Goal: From the entries provided below, copy each line that contains the word "LinearLayout".

Extracted data entries:
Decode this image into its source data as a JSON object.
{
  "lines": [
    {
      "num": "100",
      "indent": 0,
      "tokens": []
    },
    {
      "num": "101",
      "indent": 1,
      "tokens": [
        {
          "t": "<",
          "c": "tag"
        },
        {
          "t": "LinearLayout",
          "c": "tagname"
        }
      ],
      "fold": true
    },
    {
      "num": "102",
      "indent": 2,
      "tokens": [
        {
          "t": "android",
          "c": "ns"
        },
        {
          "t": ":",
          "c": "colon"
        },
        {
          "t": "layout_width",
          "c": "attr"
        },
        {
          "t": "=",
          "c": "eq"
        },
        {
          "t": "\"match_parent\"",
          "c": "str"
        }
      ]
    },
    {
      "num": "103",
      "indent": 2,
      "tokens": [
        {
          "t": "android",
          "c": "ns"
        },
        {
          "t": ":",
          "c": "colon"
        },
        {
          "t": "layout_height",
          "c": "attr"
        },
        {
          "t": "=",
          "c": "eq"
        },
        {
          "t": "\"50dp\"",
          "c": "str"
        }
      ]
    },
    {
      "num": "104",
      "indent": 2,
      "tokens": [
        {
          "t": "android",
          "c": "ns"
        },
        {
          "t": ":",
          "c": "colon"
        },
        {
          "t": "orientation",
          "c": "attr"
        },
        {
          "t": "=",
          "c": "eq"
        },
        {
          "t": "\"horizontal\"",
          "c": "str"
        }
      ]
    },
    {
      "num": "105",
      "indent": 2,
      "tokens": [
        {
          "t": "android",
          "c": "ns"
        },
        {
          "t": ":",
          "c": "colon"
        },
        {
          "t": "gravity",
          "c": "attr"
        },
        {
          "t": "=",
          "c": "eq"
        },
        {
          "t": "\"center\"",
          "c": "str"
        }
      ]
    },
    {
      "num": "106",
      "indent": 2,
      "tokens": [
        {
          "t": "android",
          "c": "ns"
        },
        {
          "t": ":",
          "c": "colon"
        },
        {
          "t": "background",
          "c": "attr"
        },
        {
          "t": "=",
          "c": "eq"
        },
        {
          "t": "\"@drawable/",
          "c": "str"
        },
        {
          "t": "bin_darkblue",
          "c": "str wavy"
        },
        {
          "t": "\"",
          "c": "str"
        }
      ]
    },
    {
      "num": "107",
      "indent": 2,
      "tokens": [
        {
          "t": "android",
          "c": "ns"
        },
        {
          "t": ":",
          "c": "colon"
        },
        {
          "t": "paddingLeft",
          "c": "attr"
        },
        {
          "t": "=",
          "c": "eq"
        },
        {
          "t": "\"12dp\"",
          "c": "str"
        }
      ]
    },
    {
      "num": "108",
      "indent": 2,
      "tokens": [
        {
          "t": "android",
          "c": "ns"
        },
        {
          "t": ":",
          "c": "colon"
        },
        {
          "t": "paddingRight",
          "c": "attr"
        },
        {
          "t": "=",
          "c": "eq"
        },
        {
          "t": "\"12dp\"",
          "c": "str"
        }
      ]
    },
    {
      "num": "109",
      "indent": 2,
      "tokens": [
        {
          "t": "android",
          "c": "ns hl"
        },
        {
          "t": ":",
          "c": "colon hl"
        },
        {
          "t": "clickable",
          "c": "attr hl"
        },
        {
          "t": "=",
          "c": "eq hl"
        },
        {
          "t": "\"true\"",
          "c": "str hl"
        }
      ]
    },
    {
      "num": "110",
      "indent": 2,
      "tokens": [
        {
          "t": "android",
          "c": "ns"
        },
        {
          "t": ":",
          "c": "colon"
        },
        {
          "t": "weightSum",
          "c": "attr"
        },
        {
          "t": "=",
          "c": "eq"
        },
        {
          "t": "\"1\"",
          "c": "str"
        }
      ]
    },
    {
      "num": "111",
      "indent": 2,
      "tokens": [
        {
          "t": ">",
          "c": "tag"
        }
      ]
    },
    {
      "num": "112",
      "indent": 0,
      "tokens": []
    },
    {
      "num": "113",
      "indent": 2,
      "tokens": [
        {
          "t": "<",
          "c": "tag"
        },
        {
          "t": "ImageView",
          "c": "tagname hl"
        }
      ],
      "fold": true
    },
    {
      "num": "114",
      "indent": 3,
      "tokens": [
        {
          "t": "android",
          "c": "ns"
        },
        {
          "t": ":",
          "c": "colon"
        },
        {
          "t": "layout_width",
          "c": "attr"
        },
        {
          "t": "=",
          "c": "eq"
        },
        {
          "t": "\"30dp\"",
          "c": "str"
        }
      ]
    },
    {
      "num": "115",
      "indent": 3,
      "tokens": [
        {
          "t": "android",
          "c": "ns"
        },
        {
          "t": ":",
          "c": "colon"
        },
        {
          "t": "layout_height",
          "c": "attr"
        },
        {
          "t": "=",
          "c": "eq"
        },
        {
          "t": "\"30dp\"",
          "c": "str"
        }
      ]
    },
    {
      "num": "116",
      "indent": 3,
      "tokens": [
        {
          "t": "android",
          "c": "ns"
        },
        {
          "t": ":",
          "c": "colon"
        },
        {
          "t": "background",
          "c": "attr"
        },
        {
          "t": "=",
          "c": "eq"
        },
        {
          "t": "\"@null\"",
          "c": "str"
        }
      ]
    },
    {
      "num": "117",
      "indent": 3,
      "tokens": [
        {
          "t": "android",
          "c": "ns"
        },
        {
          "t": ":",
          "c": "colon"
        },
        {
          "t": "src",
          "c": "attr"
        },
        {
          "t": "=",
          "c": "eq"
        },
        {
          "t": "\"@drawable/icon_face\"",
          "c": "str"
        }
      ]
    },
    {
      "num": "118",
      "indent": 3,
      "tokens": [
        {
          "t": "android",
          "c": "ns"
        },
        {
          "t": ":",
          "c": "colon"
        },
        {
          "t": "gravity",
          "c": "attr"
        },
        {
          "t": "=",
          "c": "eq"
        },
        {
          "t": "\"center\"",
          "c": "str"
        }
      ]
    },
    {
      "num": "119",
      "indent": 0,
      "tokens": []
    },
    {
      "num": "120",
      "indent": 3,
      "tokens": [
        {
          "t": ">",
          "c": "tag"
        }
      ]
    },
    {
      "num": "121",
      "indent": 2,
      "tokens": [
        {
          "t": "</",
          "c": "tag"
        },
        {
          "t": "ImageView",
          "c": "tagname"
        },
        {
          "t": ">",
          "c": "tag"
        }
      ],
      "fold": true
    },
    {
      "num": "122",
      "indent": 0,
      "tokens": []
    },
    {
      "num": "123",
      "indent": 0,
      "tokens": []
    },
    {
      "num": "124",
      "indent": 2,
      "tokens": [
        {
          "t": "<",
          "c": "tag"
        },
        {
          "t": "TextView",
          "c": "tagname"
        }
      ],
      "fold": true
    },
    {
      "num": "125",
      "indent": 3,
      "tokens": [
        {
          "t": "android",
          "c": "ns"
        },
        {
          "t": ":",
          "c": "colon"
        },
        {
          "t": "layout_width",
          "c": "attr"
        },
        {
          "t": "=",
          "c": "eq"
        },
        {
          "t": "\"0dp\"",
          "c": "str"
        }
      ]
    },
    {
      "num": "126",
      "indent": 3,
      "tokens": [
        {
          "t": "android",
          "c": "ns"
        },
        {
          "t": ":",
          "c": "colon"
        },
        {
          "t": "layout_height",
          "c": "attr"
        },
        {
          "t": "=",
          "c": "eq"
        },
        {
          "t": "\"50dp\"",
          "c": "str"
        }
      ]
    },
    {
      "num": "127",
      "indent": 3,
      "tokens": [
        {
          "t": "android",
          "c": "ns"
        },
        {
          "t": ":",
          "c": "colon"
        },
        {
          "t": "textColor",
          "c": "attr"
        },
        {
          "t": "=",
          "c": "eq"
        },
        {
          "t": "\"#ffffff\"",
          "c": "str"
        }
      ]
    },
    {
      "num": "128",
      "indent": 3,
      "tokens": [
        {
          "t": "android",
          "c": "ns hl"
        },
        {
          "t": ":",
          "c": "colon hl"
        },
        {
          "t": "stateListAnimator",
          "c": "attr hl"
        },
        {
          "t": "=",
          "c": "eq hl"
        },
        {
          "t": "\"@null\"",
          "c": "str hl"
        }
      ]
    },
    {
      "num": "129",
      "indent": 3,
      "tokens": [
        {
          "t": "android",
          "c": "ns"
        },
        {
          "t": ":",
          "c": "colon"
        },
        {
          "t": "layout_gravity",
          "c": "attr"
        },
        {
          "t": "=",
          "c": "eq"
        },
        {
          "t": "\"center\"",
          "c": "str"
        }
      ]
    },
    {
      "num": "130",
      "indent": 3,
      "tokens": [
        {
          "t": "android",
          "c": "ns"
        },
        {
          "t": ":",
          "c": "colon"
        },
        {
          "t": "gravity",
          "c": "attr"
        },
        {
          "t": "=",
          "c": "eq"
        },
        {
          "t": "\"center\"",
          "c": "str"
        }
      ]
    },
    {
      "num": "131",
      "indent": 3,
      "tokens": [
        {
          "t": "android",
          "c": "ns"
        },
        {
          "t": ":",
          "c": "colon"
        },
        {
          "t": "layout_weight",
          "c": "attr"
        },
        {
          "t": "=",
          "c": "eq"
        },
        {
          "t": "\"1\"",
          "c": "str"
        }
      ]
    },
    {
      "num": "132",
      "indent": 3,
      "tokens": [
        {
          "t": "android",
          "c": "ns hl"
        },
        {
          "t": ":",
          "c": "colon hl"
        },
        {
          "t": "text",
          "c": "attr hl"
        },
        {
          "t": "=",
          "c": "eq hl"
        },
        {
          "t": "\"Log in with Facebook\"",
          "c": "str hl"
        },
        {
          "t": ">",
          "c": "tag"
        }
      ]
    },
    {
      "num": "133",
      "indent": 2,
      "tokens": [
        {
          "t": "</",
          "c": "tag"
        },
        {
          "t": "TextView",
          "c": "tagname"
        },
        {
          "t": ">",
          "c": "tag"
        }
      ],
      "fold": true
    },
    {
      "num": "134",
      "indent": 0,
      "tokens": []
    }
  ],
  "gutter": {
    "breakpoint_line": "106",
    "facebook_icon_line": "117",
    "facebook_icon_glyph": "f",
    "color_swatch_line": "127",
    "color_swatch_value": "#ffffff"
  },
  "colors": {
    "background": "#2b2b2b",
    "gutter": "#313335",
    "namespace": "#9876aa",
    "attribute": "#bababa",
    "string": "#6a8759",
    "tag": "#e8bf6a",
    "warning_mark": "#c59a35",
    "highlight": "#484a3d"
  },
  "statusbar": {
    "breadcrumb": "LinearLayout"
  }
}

Result:
          "t": "LinearLayout",
    "breadcrumb": "LinearLayout"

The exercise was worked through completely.